-- start --

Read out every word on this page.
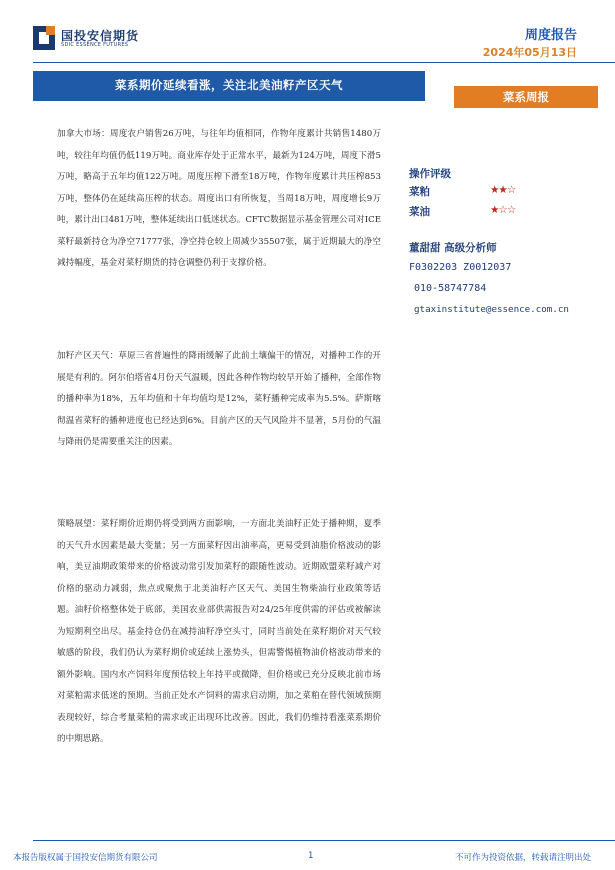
国投安信期货
SDIC ESSENCE FUTURES
周度报告
2024年05月13日
菜系期价延续看涨，关注北美油籽产区天气
菜系周报

加拿大市场：周度农户销售26万吨，与往年均值相同，作物年度累计共销售1480万吨，较往年均值仍低119万吨。商业库存处于正常水平，最新为124万吨，周度下滑5万吨，略高于五年均值122万吨。周度压榨下滑至18万吨，作物年度累计共压榨853万吨，整体仍在延续高压榨的状态。周度出口有所恢复，当周18万吨，周度增长9万吨，累计出口481万吨，整体延续出口低迷状态。CFTC数据显示基金管理公司对ICE菜籽最新持仓为净空71777张，净空持仓较上周减少35507张，属于近期最大的净空减持幅度，基金对菜籽期货的持仓调整仍利于支撑价格。

加籽产区天气：草原三省普遍性的降雨缓解了此前土壤偏干的情况，对播种工作的开展是有利的。阿尔伯塔省4月份天气温暖，因此各种作物均较早开始了播种，全部作物的播种率为18%，五年均值和十年均值均是12%，菜籽播种完成率为5.5%。萨斯喀彻温省菜籽的播种进度也已经达到6%。目前产区的天气风险并不显著，5月份的气温与降雨仍是需要重关注的因素。

策略展望：菜籽期价近期仍将受到两方面影响，一方面北美油籽正处于播种期，夏季的天气升水因素是最大变量；另一方面菜籽因出油率高，更易受到油脂价格波动的影响，美豆油期政策带来的价格波动常引发加菜籽的跟随性波动。近期欧盟菜籽减产对价格的驱动力减弱，焦点或聚焦于北美油籽产区天气、美国生物柴油行业政策等话题。油籽价格整体处于底部，美国农业部供需报告对24/25年度供需的评估或被解读为短期利空出尽。基金持仓仍在减持油籽净空头寸，同时当前处在菜籽期价对天气较敏感的阶段，我们仍认为菜籽期价或延续上涨势头，但需警惕植物油价格波动带来的额外影响。国内水产饲料年度预估较上年持平或微降，但价格或已充分反映北前市场对菜粕需求低迷的预期。当前正处水产饲料的需求启动期，加之菜粕在替代领域预期表现较好，综合考量菜粕的需求或正出现环比改善。因此，我们仍维持看涨菜系期价的中期思路。

操作评级
菜粕	★★☆
菜油	★☆☆
董甜甜 高级分析师
F0302203 Z0012037
010-58747784
gtaxinstitute@essence.com.cn
本报告版权属于国投安信期货有限公司	1	不可作为投资依据，转载请注明出处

-- end --

## WHAT IS REQUIRED
Could you reproduce every record above exactly, leaving out the pictures?

## RESPONSE TO THIS EXERCISE
Read out every word on this page.
国投安信期货
SDIC ESSENCE FUTURES
周度报告
2024年05月13日
菜系期价延续看涨，关注北美油籽产区天气
菜系周报

加拿大市场：周度农户销售26万吨，与往年均值相同，作物年度累计共销售1480万吨，较往年均值仍低119万吨。商业库存处于正常水平，最新为124万吨，周度下滑5万吨，略高于五年均值122万吨。周度压榨下滑至18万吨，作物年度累计共压榨853万吨，整体仍在延续高压榨的状态。周度出口有所恢复，当周18万吨，周度增长9万吨，累计出口481万吨，整体延续出口低迷状态。CFTC数据显示基金管理公司对ICE菜籽最新持仓为净空71777张，净空持仓较上周减少35507张，属于近期最大的净空减持幅度，基金对菜籽期货的持仓调整仍利于支撑价格。

加籽产区天气：草原三省普遍性的降雨缓解了此前土壤偏干的情况，对播种工作的开展是有利的。阿尔伯塔省4月份天气温暖，因此各种作物均较早开始了播种，全部作物的播种率为18%，五年均值和十年均值均是12%，菜籽播种完成率为5.5%。萨斯喀彻温省菜籽的播种进度也已经达到6%。目前产区的天气风险并不显著，5月份的气温与降雨仍是需要重关注的因素。

策略展望：菜籽期价近期仍将受到两方面影响，一方面北美油籽正处于播种期，夏季的天气升水因素是最大变量；另一方面菜籽因出油率高，更易受到油脂价格波动的影响，美豆油期政策带来的价格波动常引发加菜籽的跟随性波动。近期欧盟菜籽减产对价格的驱动力减弱，焦点或聚焦于北美油籽产区天气、美国生物柴油行业政策等话题。油籽价格整体处于底部，美国农业部供需报告对24/25年度供需的评估或被解读为短期利空出尽。基金持仓仍在减持油籽净空头寸，同时当前处在菜籽期价对天气较敏感的阶段，我们仍认为菜籽期价或延续上涨势头，但需警惕植物油价格波动带来的额外影响。国内水产饲料年度预估较上年持平或微降，但价格或已充分反映北前市场对菜粕需求低迷的预期。当前正处水产饲料的需求启动期，加之菜粕在替代领域预期表现较好，综合考量菜粕的需求或正出现环比改善。因此，我们仍维持看涨菜系期价的中期思路。

操作评级
菜粕	★★☆
菜油	★☆☆
董甜甜 高级分析师
F0302203 Z0012037
010-58747784
gtaxinstitute@essence.com.cn
本报告版权属于国投安信期货有限公司	1	不可作为投资依据，转载请注明出处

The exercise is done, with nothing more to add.